[Rows from a dataset]

++++++++++++++++++++

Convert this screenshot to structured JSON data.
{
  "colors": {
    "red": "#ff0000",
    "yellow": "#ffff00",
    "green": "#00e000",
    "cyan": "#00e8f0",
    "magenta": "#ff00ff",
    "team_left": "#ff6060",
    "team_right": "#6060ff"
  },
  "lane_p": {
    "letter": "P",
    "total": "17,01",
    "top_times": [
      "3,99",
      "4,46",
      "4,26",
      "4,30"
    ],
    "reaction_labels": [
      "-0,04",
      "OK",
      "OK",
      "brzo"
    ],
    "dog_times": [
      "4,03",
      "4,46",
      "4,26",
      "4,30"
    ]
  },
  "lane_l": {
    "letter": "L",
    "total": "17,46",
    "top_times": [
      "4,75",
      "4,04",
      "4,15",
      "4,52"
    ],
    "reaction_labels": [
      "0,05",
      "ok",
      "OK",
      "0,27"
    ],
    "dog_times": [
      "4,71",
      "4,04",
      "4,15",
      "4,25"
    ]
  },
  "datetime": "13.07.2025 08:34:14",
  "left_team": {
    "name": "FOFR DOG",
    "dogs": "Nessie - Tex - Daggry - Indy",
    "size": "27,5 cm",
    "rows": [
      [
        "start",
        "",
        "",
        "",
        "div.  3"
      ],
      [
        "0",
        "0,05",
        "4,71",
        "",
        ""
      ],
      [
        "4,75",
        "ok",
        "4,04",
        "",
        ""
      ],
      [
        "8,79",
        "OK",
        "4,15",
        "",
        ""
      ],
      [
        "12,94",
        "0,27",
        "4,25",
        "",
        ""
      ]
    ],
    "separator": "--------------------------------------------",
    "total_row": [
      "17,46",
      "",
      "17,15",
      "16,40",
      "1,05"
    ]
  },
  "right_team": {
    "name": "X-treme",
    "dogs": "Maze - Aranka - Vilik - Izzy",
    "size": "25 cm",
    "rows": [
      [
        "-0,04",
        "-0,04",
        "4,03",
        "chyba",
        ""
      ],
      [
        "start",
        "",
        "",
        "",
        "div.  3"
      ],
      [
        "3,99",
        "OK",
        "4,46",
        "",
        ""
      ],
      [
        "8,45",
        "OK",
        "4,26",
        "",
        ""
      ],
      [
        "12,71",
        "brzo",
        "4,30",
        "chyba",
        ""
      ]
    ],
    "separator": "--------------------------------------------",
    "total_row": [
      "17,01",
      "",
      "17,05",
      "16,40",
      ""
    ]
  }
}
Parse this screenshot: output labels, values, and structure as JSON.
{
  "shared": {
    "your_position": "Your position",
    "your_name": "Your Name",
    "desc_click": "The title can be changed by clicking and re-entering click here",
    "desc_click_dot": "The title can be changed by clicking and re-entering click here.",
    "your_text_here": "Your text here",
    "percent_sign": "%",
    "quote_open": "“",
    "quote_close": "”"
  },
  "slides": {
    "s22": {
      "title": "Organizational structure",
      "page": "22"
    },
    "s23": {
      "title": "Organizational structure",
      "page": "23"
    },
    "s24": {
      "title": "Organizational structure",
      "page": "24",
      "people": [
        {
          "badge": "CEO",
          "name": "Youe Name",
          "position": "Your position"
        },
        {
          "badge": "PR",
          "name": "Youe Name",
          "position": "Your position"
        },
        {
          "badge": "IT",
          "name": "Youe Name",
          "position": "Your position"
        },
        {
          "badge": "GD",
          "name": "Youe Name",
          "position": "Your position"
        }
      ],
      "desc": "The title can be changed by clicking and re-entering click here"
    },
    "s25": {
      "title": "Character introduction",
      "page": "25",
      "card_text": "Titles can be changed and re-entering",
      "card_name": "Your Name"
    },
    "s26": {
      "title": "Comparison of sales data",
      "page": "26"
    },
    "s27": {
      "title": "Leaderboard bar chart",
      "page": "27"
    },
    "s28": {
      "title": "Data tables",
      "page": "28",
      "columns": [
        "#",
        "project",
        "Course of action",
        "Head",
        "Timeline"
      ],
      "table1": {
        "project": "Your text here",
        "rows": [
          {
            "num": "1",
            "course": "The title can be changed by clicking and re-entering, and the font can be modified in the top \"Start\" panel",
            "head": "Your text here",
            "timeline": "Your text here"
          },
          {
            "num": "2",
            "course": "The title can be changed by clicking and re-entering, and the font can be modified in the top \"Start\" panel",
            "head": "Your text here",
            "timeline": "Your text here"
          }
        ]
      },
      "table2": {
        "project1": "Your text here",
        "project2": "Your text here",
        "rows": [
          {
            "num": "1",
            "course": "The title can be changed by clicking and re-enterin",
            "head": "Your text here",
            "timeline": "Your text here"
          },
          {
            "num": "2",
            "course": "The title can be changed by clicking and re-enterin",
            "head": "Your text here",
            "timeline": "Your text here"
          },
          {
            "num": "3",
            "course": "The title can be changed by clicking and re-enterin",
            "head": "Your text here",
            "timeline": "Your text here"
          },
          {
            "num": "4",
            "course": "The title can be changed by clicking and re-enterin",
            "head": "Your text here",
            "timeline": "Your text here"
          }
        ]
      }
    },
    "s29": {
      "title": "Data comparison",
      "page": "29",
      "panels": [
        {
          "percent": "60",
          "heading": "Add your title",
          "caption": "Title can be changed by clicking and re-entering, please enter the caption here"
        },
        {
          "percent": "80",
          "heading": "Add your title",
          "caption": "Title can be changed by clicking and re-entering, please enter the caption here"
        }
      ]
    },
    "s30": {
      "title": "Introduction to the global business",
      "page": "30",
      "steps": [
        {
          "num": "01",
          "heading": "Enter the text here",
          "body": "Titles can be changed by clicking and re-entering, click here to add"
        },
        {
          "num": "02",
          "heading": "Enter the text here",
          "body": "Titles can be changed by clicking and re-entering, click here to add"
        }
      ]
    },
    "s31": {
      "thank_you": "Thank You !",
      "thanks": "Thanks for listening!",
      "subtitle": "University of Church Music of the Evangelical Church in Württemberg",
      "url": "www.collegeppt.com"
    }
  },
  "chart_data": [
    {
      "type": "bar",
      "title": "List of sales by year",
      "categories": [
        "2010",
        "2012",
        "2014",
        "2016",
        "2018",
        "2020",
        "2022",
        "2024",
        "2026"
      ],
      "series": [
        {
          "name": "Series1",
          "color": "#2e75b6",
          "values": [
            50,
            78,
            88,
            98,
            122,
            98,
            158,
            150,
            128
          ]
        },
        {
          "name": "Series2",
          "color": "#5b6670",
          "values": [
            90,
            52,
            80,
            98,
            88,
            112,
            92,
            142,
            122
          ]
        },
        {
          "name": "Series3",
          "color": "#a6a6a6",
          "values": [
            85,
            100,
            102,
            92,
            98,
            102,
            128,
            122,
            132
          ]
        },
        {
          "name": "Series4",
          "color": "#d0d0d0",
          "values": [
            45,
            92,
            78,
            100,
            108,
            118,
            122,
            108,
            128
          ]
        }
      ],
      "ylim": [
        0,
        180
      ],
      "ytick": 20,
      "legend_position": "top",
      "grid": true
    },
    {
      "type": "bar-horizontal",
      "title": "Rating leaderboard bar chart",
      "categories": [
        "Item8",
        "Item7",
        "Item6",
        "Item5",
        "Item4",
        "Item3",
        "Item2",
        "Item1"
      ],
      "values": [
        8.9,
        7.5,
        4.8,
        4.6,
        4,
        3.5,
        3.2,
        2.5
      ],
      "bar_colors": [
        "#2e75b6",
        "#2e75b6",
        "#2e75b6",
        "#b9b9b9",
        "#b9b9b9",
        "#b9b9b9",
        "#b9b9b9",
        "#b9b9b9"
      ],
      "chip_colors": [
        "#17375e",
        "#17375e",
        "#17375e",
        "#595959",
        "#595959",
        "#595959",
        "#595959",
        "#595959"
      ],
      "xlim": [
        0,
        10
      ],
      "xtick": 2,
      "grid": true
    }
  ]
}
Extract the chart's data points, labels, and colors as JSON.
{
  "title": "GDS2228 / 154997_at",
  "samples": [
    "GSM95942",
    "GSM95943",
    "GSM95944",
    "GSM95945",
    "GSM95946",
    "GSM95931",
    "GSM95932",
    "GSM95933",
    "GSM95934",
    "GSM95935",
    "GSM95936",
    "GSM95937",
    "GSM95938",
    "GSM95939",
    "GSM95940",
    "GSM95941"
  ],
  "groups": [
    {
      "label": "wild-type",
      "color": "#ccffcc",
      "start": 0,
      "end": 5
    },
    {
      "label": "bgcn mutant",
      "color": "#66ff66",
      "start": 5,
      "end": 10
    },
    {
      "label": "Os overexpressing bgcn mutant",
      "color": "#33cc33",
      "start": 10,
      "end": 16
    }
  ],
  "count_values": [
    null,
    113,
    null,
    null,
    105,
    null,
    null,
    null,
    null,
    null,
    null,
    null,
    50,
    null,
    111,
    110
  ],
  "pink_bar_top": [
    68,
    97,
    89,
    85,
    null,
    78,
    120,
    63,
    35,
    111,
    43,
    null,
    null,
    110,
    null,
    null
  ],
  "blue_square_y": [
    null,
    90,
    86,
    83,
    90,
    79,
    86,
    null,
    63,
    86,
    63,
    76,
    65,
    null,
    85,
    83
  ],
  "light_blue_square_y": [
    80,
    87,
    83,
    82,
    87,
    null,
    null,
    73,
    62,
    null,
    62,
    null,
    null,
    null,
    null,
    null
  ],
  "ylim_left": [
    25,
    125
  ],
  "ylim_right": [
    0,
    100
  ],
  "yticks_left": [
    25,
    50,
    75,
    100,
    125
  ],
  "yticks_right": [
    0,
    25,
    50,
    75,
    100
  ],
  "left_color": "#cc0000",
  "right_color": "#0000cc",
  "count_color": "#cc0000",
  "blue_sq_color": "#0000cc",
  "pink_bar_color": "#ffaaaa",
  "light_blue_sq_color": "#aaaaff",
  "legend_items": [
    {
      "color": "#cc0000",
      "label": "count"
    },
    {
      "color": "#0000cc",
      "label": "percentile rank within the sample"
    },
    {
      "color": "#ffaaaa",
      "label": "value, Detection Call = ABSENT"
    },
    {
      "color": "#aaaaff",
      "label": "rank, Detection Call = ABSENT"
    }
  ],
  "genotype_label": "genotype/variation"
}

++++++++++++++++++++

SET PROBLEM: Lines containing "sales" are to be counted. State the total and add nothing.

THE OUTPUT: 2